Every line below should be copied exactly; drop the pictures.
━━━━━ Dataset records ━━━━━
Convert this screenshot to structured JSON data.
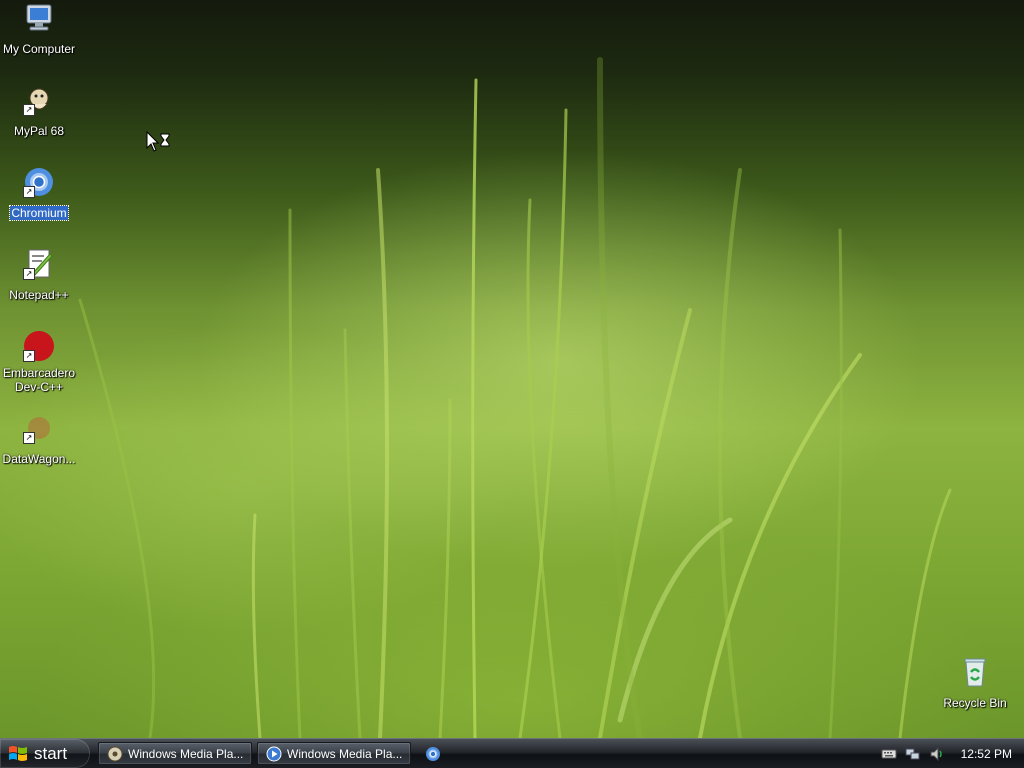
{
  "desktop_icons": [
    {
      "label": "My Computer",
      "icon": "computer-icon",
      "shortcut": false
    },
    {
      "label": "MyPal 68",
      "icon": "mypal-icon",
      "shortcut": true
    },
    {
      "label": "Chromium",
      "icon": "chromium-icon",
      "shortcut": true,
      "selected": true
    },
    {
      "label": "Notepad++",
      "icon": "notepadpp-icon",
      "shortcut": true
    },
    {
      "label": "Embarcadero Dev-C++",
      "icon": "devcpp-icon",
      "shortcut": true
    },
    {
      "label": "DataWagon...",
      "icon": "datawagon-icon",
      "shortcut": true
    },
    {
      "label": "Recycle Bin",
      "icon": "recycle-bin-icon",
      "shortcut": false
    }
  ],
  "taskbar": {
    "start_label": "start",
    "tasks": [
      {
        "label": "Windows Media Pla...",
        "icon": "media-player-icon"
      },
      {
        "label": "Windows Media Pla...",
        "icon": "media-player-icon"
      }
    ],
    "quick_launch": [
      {
        "icon": "chromium-icon"
      }
    ],
    "tray": {
      "icons": [
        "keyboard-icon",
        "network-icon",
        "volume-icon"
      ],
      "clock": "12:52 PM"
    }
  },
  "colors": {
    "selection": "#316ac5",
    "taskbar": "#1a1e23",
    "wallpaper": "#8db340"
  }
}
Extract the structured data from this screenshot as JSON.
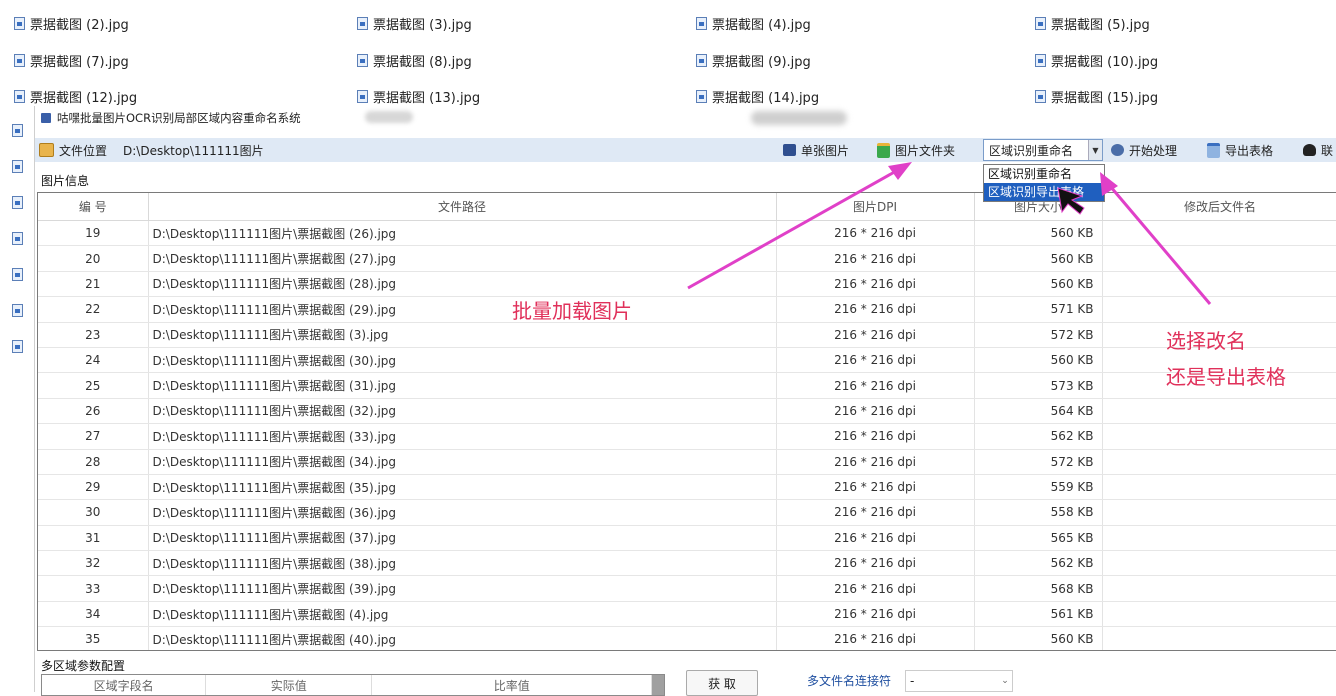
{
  "background_files": [
    {
      "name": "票据截图 (2).jpg"
    },
    {
      "name": "票据截图 (3).jpg"
    },
    {
      "name": "票据截图 (4).jpg"
    },
    {
      "name": "票据截图 (5).jpg"
    },
    {
      "name": "票据截图 (7).jpg"
    },
    {
      "name": "票据截图 (8).jpg"
    },
    {
      "name": "票据截图 (9).jpg"
    },
    {
      "name": "票据截图 (10).jpg"
    },
    {
      "name": "票据截图 (12).jpg"
    },
    {
      "name": "票据截图 (13).jpg"
    },
    {
      "name": "票据截图 (14).jpg"
    },
    {
      "name": "票据截图 (15).jpg"
    }
  ],
  "window": {
    "title": "咕嘿批量图片OCR识别局部区域内容重命名系统"
  },
  "toolbar": {
    "file_location_label": "文件位置",
    "path": "D:\\Desktop\\111111图片",
    "single_image_label": "单张图片",
    "image_folder_label": "图片文件夹",
    "mode_selected": "区域识别重命名",
    "start_label": "开始处理",
    "export_label": "导出表格",
    "contact_label": "联"
  },
  "mode_dropdown": {
    "options": [
      "区域识别重命名",
      "区域识别导出表格"
    ]
  },
  "image_info": {
    "group_label": "图片信息",
    "columns": [
      "编 号",
      "文件路径",
      "图片DPI",
      "图片大小",
      "修改后文件名"
    ],
    "rows": [
      {
        "num": "19",
        "path": "D:\\Desktop\\111111图片\\票据截图 (26).jpg",
        "dpi": "216 * 216 dpi",
        "size": "560 KB",
        "new_name": ""
      },
      {
        "num": "20",
        "path": "D:\\Desktop\\111111图片\\票据截图 (27).jpg",
        "dpi": "216 * 216 dpi",
        "size": "560 KB",
        "new_name": ""
      },
      {
        "num": "21",
        "path": "D:\\Desktop\\111111图片\\票据截图 (28).jpg",
        "dpi": "216 * 216 dpi",
        "size": "560 KB",
        "new_name": ""
      },
      {
        "num": "22",
        "path": "D:\\Desktop\\111111图片\\票据截图 (29).jpg",
        "dpi": "216 * 216 dpi",
        "size": "571 KB",
        "new_name": ""
      },
      {
        "num": "23",
        "path": "D:\\Desktop\\111111图片\\票据截图 (3).jpg",
        "dpi": "216 * 216 dpi",
        "size": "572 KB",
        "new_name": ""
      },
      {
        "num": "24",
        "path": "D:\\Desktop\\111111图片\\票据截图 (30).jpg",
        "dpi": "216 * 216 dpi",
        "size": "560 KB",
        "new_name": ""
      },
      {
        "num": "25",
        "path": "D:\\Desktop\\111111图片\\票据截图 (31).jpg",
        "dpi": "216 * 216 dpi",
        "size": "573 KB",
        "new_name": ""
      },
      {
        "num": "26",
        "path": "D:\\Desktop\\111111图片\\票据截图 (32).jpg",
        "dpi": "216 * 216 dpi",
        "size": "564 KB",
        "new_name": ""
      },
      {
        "num": "27",
        "path": "D:\\Desktop\\111111图片\\票据截图 (33).jpg",
        "dpi": "216 * 216 dpi",
        "size": "562 KB",
        "new_name": ""
      },
      {
        "num": "28",
        "path": "D:\\Desktop\\111111图片\\票据截图 (34).jpg",
        "dpi": "216 * 216 dpi",
        "size": "572 KB",
        "new_name": ""
      },
      {
        "num": "29",
        "path": "D:\\Desktop\\111111图片\\票据截图 (35).jpg",
        "dpi": "216 * 216 dpi",
        "size": "559 KB",
        "new_name": ""
      },
      {
        "num": "30",
        "path": "D:\\Desktop\\111111图片\\票据截图 (36).jpg",
        "dpi": "216 * 216 dpi",
        "size": "558 KB",
        "new_name": ""
      },
      {
        "num": "31",
        "path": "D:\\Desktop\\111111图片\\票据截图 (37).jpg",
        "dpi": "216 * 216 dpi",
        "size": "565 KB",
        "new_name": ""
      },
      {
        "num": "32",
        "path": "D:\\Desktop\\111111图片\\票据截图 (38).jpg",
        "dpi": "216 * 216 dpi",
        "size": "562 KB",
        "new_name": ""
      },
      {
        "num": "33",
        "path": "D:\\Desktop\\111111图片\\票据截图 (39).jpg",
        "dpi": "216 * 216 dpi",
        "size": "568 KB",
        "new_name": ""
      },
      {
        "num": "34",
        "path": "D:\\Desktop\\111111图片\\票据截图 (4).jpg",
        "dpi": "216 * 216 dpi",
        "size": "561 KB",
        "new_name": ""
      },
      {
        "num": "35",
        "path": "D:\\Desktop\\111111图片\\票据截图 (40).jpg",
        "dpi": "216 * 216 dpi",
        "size": "560 KB",
        "new_name": ""
      }
    ]
  },
  "multi_region": {
    "group_label": "多区域参数配置",
    "columns": [
      "区域字段名",
      "实际值",
      "比率值"
    ],
    "fetch_label": "获 取",
    "separator_label": "多文件名连接符",
    "separator_value": "-"
  },
  "annotations": {
    "batch_load": "批量加载图片",
    "choose_line1": "选择改名",
    "choose_line2": "还是导出表格",
    "color": "#e0305a"
  }
}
━━━━━
Exercise result
Convert this screenshot to structured JSON data.
{
  "desktop_icons": [
    {
      "label": "My Computer",
      "icon": "computer-icon",
      "shortcut": false
    },
    {
      "label": "MyPal 68",
      "icon": "mypal-icon",
      "shortcut": true
    },
    {
      "label": "Chromium",
      "icon": "chromium-icon",
      "shortcut": true,
      "selected": true
    },
    {
      "label": "Notepad++",
      "icon": "notepadpp-icon",
      "shortcut": true
    },
    {
      "label": "Embarcadero Dev-C++",
      "icon": "devcpp-icon",
      "shortcut": true
    },
    {
      "label": "DataWagon...",
      "icon": "datawagon-icon",
      "shortcut": true
    },
    {
      "label": "Recycle Bin",
      "icon": "recycle-bin-icon",
      "shortcut": false
    }
  ],
  "taskbar": {
    "start_label": "start",
    "tasks": [
      {
        "label": "Windows Media Pla...",
        "icon": "media-player-icon"
      },
      {
        "label": "Windows Media Pla...",
        "icon": "media-player-icon"
      }
    ],
    "quick_launch": [
      {
        "icon": "chromium-icon"
      }
    ],
    "tray": {
      "icons": [
        "keyboard-icon",
        "network-icon",
        "volume-icon"
      ],
      "clock": "12:52 PM"
    }
  },
  "colors": {
    "selection": "#316ac5",
    "taskbar": "#1a1e23",
    "wallpaper": "#8db340"
  }
}
Extract the structured data from this screenshot as JSON.
{
  "background_files": [
    {
      "name": "票据截图 (2).jpg"
    },
    {
      "name": "票据截图 (3).jpg"
    },
    {
      "name": "票据截图 (4).jpg"
    },
    {
      "name": "票据截图 (5).jpg"
    },
    {
      "name": "票据截图 (7).jpg"
    },
    {
      "name": "票据截图 (8).jpg"
    },
    {
      "name": "票据截图 (9).jpg"
    },
    {
      "name": "票据截图 (10).jpg"
    },
    {
      "name": "票据截图 (12).jpg"
    },
    {
      "name": "票据截图 (13).jpg"
    },
    {
      "name": "票据截图 (14).jpg"
    },
    {
      "name": "票据截图 (15).jpg"
    }
  ],
  "window": {
    "title": "咕嘿批量图片OCR识别局部区域内容重命名系统"
  },
  "toolbar": {
    "file_location_label": "文件位置",
    "path": "D:\\Desktop\\111111图片",
    "single_image_label": "单张图片",
    "image_folder_label": "图片文件夹",
    "mode_selected": "区域识别重命名",
    "start_label": "开始处理",
    "export_label": "导出表格",
    "contact_label": "联"
  },
  "mode_dropdown": {
    "options": [
      "区域识别重命名",
      "区域识别导出表格"
    ]
  },
  "image_info": {
    "group_label": "图片信息",
    "columns": [
      "编 号",
      "文件路径",
      "图片DPI",
      "图片大小",
      "修改后文件名"
    ],
    "rows": [
      {
        "num": "19",
        "path": "D:\\Desktop\\111111图片\\票据截图 (26).jpg",
        "dpi": "216 * 216 dpi",
        "size": "560 KB",
        "new_name": ""
      },
      {
        "num": "20",
        "path": "D:\\Desktop\\111111图片\\票据截图 (27).jpg",
        "dpi": "216 * 216 dpi",
        "size": "560 KB",
        "new_name": ""
      },
      {
        "num": "21",
        "path": "D:\\Desktop\\111111图片\\票据截图 (28).jpg",
        "dpi": "216 * 216 dpi",
        "size": "560 KB",
        "new_name": ""
      },
      {
        "num": "22",
        "path": "D:\\Desktop\\111111图片\\票据截图 (29).jpg",
        "dpi": "216 * 216 dpi",
        "size": "571 KB",
        "new_name": ""
      },
      {
        "num": "23",
        "path": "D:\\Desktop\\111111图片\\票据截图 (3).jpg",
        "dpi": "216 * 216 dpi",
        "size": "572 KB",
        "new_name": ""
      },
      {
        "num": "24",
        "path": "D:\\Desktop\\111111图片\\票据截图 (30).jpg",
        "dpi": "216 * 216 dpi",
        "size": "560 KB",
        "new_name": ""
      },
      {
        "num": "25",
        "path": "D:\\Desktop\\111111图片\\票据截图 (31).jpg",
        "dpi": "216 * 216 dpi",
        "size": "573 KB",
        "new_name": ""
      },
      {
        "num": "26",
        "path": "D:\\Desktop\\111111图片\\票据截图 (32).jpg",
        "dpi": "216 * 216 dpi",
        "size": "564 KB",
        "new_name": ""
      },
      {
        "num": "27",
        "path": "D:\\Desktop\\111111图片\\票据截图 (33).jpg",
        "dpi": "216 * 216 dpi",
        "size": "562 KB",
        "new_name": ""
      },
      {
        "num": "28",
        "path": "D:\\Desktop\\111111图片\\票据截图 (34).jpg",
        "dpi": "216 * 216 dpi",
        "size": "572 KB",
        "new_name": ""
      },
      {
        "num": "29",
        "path": "D:\\Desktop\\111111图片\\票据截图 (35).jpg",
        "dpi": "216 * 216 dpi",
        "size": "559 KB",
        "new_name": ""
      },
      {
        "num": "30",
        "path": "D:\\Desktop\\111111图片\\票据截图 (36).jpg",
        "dpi": "216 * 216 dpi",
        "size": "558 KB",
        "new_name": ""
      },
      {
        "num": "31",
        "path": "D:\\Desktop\\111111图片\\票据截图 (37).jpg",
        "dpi": "216 * 216 dpi",
        "size": "565 KB",
        "new_name": ""
      },
      {
        "num": "32",
        "path": "D:\\Desktop\\111111图片\\票据截图 (38).jpg",
        "dpi": "216 * 216 dpi",
        "size": "562 KB",
        "new_name": ""
      },
      {
        "num": "33",
        "path": "D:\\Desktop\\111111图片\\票据截图 (39).jpg",
        "dpi": "216 * 216 dpi",
        "size": "568 KB",
        "new_name": ""
      },
      {
        "num": "34",
        "path": "D:\\Desktop\\111111图片\\票据截图 (4).jpg",
        "dpi": "216 * 216 dpi",
        "size": "561 KB",
        "new_name": ""
      },
      {
        "num": "35",
        "path": "D:\\Desktop\\111111图片\\票据截图 (40).jpg",
        "dpi": "216 * 216 dpi",
        "size": "560 KB",
        "new_name": ""
      }
    ]
  },
  "multi_region": {
    "group_label": "多区域参数配置",
    "columns": [
      "区域字段名",
      "实际值",
      "比率值"
    ],
    "fetch_label": "获 取",
    "separator_label": "多文件名连接符",
    "separator_value": "-"
  },
  "annotations": {
    "batch_load": "批量加载图片",
    "choose_line1": "选择改名",
    "choose_line2": "还是导出表格",
    "color": "#e0305a"
  }
}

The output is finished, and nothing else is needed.